◆ **TASK**:
Copy every line of the listing exactly.

◆ **RECORDS**:
-.-.-

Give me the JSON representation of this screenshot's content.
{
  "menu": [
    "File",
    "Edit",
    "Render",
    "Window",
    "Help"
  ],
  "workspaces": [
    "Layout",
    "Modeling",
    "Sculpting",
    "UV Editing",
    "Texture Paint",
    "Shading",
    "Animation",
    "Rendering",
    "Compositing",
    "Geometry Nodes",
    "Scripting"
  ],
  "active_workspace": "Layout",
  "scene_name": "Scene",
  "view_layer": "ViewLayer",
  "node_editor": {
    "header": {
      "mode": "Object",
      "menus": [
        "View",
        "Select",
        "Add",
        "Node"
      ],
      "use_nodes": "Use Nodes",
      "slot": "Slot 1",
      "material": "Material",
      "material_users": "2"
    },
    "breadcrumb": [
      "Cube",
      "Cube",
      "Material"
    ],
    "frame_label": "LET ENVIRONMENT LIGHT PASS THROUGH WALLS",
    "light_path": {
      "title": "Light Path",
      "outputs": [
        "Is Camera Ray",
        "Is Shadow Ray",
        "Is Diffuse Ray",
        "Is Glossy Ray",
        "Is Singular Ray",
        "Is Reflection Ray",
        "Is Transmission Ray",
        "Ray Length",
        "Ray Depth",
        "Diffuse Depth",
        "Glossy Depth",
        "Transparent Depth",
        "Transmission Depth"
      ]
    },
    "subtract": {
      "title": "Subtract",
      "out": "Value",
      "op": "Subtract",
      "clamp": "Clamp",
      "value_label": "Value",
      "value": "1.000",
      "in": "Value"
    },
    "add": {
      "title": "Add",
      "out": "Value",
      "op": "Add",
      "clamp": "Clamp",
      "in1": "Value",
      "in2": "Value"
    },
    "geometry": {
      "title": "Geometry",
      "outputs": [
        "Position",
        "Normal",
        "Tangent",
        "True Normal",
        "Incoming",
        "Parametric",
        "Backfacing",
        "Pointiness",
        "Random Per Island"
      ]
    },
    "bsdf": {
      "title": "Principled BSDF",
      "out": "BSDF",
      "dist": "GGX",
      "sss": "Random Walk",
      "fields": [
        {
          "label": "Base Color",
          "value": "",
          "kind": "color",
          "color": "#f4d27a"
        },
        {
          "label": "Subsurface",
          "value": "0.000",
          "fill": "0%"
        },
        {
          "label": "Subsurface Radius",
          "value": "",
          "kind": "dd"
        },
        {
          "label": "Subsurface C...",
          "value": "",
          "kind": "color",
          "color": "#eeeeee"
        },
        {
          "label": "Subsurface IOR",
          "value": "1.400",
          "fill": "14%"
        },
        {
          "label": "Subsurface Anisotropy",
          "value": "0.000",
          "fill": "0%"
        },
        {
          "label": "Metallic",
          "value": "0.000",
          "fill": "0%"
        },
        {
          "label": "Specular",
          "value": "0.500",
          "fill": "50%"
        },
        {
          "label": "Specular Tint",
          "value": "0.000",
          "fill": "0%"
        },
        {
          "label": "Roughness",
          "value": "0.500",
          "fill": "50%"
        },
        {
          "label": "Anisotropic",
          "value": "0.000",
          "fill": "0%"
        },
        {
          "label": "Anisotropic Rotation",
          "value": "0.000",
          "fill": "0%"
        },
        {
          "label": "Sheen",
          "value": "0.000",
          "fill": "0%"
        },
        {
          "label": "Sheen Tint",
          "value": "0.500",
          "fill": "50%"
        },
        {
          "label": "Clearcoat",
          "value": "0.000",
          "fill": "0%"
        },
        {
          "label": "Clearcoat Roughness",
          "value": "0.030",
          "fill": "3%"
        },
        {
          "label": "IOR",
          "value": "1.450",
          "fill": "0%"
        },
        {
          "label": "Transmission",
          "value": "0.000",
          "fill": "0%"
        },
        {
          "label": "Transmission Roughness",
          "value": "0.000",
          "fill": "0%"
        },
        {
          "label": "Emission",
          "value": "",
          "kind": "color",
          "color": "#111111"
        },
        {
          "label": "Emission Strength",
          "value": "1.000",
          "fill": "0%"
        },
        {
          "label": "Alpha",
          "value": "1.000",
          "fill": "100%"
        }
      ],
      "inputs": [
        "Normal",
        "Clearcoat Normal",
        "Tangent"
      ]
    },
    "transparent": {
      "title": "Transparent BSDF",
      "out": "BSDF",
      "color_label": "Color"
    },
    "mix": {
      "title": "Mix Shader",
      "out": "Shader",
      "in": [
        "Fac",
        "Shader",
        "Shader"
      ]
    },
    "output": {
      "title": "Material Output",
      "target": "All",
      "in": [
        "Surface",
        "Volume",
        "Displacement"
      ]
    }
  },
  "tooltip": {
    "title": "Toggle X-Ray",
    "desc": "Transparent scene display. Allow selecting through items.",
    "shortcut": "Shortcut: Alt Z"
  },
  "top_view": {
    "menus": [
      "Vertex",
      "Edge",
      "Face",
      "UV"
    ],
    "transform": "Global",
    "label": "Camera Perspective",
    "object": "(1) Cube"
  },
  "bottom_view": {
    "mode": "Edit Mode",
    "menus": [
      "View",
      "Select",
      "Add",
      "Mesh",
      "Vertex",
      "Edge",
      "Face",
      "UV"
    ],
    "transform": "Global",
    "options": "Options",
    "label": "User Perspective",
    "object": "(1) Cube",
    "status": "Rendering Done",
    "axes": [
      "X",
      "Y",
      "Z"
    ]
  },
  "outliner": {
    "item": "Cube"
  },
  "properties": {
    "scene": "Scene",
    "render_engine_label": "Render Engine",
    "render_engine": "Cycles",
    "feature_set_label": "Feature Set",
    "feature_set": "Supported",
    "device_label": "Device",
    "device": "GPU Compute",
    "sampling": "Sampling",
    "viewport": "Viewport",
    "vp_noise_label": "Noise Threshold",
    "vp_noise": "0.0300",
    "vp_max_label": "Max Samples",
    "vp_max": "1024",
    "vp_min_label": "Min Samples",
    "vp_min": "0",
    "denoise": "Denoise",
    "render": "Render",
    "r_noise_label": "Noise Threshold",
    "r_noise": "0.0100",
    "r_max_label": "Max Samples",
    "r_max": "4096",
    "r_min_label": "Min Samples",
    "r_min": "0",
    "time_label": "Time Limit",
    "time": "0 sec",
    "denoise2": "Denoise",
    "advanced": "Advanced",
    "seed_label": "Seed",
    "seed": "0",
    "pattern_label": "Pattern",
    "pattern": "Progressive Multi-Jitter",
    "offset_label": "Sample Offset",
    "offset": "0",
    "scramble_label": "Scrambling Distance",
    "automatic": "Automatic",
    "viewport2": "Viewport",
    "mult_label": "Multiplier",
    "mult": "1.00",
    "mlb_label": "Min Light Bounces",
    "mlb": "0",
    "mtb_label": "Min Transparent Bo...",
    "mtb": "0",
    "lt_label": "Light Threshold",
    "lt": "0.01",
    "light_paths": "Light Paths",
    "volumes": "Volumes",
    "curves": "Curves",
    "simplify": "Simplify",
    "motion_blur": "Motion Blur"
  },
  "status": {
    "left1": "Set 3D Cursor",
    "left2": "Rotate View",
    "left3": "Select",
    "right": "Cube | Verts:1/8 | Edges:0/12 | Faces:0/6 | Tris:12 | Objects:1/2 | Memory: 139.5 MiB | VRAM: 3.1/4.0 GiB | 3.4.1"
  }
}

-.-.-

◆ **RESULT**:
Give me the JSON representation of this screenshot's content.
{
  "menu": [
    "File",
    "Edit",
    "Render",
    "Window",
    "Help"
  ],
  "workspaces": [
    "Layout",
    "Modeling",
    "Sculpting",
    "UV Editing",
    "Texture Paint",
    "Shading",
    "Animation",
    "Rendering",
    "Compositing",
    "Geometry Nodes",
    "Scripting"
  ],
  "active_workspace": "Layout",
  "scene_name": "Scene",
  "view_layer": "ViewLayer",
  "node_editor": {
    "header": {
      "mode": "Object",
      "menus": [
        "View",
        "Select",
        "Add",
        "Node"
      ],
      "use_nodes": "Use Nodes",
      "slot": "Slot 1",
      "material": "Material",
      "material_users": "2"
    },
    "breadcrumb": [
      "Cube",
      "Cube",
      "Material"
    ],
    "frame_label": "LET ENVIRONMENT LIGHT PASS THROUGH WALLS",
    "light_path": {
      "title": "Light Path",
      "outputs": [
        "Is Camera Ray",
        "Is Shadow Ray",
        "Is Diffuse Ray",
        "Is Glossy Ray",
        "Is Singular Ray",
        "Is Reflection Ray",
        "Is Transmission Ray",
        "Ray Length",
        "Ray Depth",
        "Diffuse Depth",
        "Glossy Depth",
        "Transparent Depth",
        "Transmission Depth"
      ]
    },
    "subtract": {
      "title": "Subtract",
      "out": "Value",
      "op": "Subtract",
      "clamp": "Clamp",
      "value_label": "Value",
      "value": "1.000",
      "in": "Value"
    },
    "add": {
      "title": "Add",
      "out": "Value",
      "op": "Add",
      "clamp": "Clamp",
      "in1": "Value",
      "in2": "Value"
    },
    "geometry": {
      "title": "Geometry",
      "outputs": [
        "Position",
        "Normal",
        "Tangent",
        "True Normal",
        "Incoming",
        "Parametric",
        "Backfacing",
        "Pointiness",
        "Random Per Island"
      ]
    },
    "bsdf": {
      "title": "Principled BSDF",
      "out": "BSDF",
      "dist": "GGX",
      "sss": "Random Walk",
      "fields": [
        {
          "label": "Base Color",
          "value": "",
          "kind": "color",
          "color": "#f4d27a"
        },
        {
          "label": "Subsurface",
          "value": "0.000",
          "fill": "0%"
        },
        {
          "label": "Subsurface Radius",
          "value": "",
          "kind": "dd"
        },
        {
          "label": "Subsurface C...",
          "value": "",
          "kind": "color",
          "color": "#eeeeee"
        },
        {
          "label": "Subsurface IOR",
          "value": "1.400",
          "fill": "14%"
        },
        {
          "label": "Subsurface Anisotropy",
          "value": "0.000",
          "fill": "0%"
        },
        {
          "label": "Metallic",
          "value": "0.000",
          "fill": "0%"
        },
        {
          "label": "Specular",
          "value": "0.500",
          "fill": "50%"
        },
        {
          "label": "Specular Tint",
          "value": "0.000",
          "fill": "0%"
        },
        {
          "label": "Roughness",
          "value": "0.500",
          "fill": "50%"
        },
        {
          "label": "Anisotropic",
          "value": "0.000",
          "fill": "0%"
        },
        {
          "label": "Anisotropic Rotation",
          "value": "0.000",
          "fill": "0%"
        },
        {
          "label": "Sheen",
          "value": "0.000",
          "fill": "0%"
        },
        {
          "label": "Sheen Tint",
          "value": "0.500",
          "fill": "50%"
        },
        {
          "label": "Clearcoat",
          "value": "0.000",
          "fill": "0%"
        },
        {
          "label": "Clearcoat Roughness",
          "value": "0.030",
          "fill": "3%"
        },
        {
          "label": "IOR",
          "value": "1.450",
          "fill": "0%"
        },
        {
          "label": "Transmission",
          "value": "0.000",
          "fill": "0%"
        },
        {
          "label": "Transmission Roughness",
          "value": "0.000",
          "fill": "0%"
        },
        {
          "label": "Emission",
          "value": "",
          "kind": "color",
          "color": "#111111"
        },
        {
          "label": "Emission Strength",
          "value": "1.000",
          "fill": "0%"
        },
        {
          "label": "Alpha",
          "value": "1.000",
          "fill": "100%"
        }
      ],
      "inputs": [
        "Normal",
        "Clearcoat Normal",
        "Tangent"
      ]
    },
    "transparent": {
      "title": "Transparent BSDF",
      "out": "BSDF",
      "color_label": "Color"
    },
    "mix": {
      "title": "Mix Shader",
      "out": "Shader",
      "in": [
        "Fac",
        "Shader",
        "Shader"
      ]
    },
    "output": {
      "title": "Material Output",
      "target": "All",
      "in": [
        "Surface",
        "Volume",
        "Displacement"
      ]
    }
  },
  "tooltip": {
    "title": "Toggle X-Ray",
    "desc": "Transparent scene display. Allow selecting through items.",
    "shortcut": "Shortcut: Alt Z"
  },
  "top_view": {
    "menus": [
      "Vertex",
      "Edge",
      "Face",
      "UV"
    ],
    "transform": "Global",
    "label": "Camera Perspective",
    "object": "(1) Cube"
  },
  "bottom_view": {
    "mode": "Edit Mode",
    "menus": [
      "View",
      "Select",
      "Add",
      "Mesh",
      "Vertex",
      "Edge",
      "Face",
      "UV"
    ],
    "transform": "Global",
    "options": "Options",
    "label": "User Perspective",
    "object": "(1) Cube",
    "status": "Rendering Done",
    "axes": [
      "X",
      "Y",
      "Z"
    ]
  },
  "outliner": {
    "item": "Cube"
  },
  "properties": {
    "scene": "Scene",
    "render_engine_label": "Render Engine",
    "render_engine": "Cycles",
    "feature_set_label": "Feature Set",
    "feature_set": "Supported",
    "device_label": "Device",
    "device": "GPU Compute",
    "sampling": "Sampling",
    "viewport": "Viewport",
    "vp_noise_label": "Noise Threshold",
    "vp_noise": "0.0300",
    "vp_max_label": "Max Samples",
    "vp_max": "1024",
    "vp_min_label": "Min Samples",
    "vp_min": "0",
    "denoise": "Denoise",
    "render": "Render",
    "r_noise_label": "Noise Threshold",
    "r_noise": "0.0100",
    "r_max_label": "Max Samples",
    "r_max": "4096",
    "r_min_label": "Min Samples",
    "r_min": "0",
    "time_label": "Time Limit",
    "time": "0 sec",
    "denoise2": "Denoise",
    "advanced": "Advanced",
    "seed_label": "Seed",
    "seed": "0",
    "pattern_label": "Pattern",
    "pattern": "Progressive Multi-Jitter",
    "offset_label": "Sample Offset",
    "offset": "0",
    "scramble_label": "Scrambling Distance",
    "automatic": "Automatic",
    "viewport2": "Viewport",
    "mult_label": "Multiplier",
    "mult": "1.00",
    "mlb_label": "Min Light Bounces",
    "mlb": "0",
    "mtb_label": "Min Transparent Bo...",
    "mtb": "0",
    "lt_label": "Light Threshold",
    "lt": "0.01",
    "light_paths": "Light Paths",
    "volumes": "Volumes",
    "curves": "Curves",
    "simplify": "Simplify",
    "motion_blur": "Motion Blur"
  },
  "status": {
    "left1": "Set 3D Cursor",
    "left2": "Rotate View",
    "left3": "Select",
    "right": "Cube | Verts:1/8 | Edges:0/12 | Faces:0/6 | Tris:12 | Objects:1/2 | Memory: 139.5 MiB | VRAM: 3.1/4.0 GiB | 3.4.1"
  }
}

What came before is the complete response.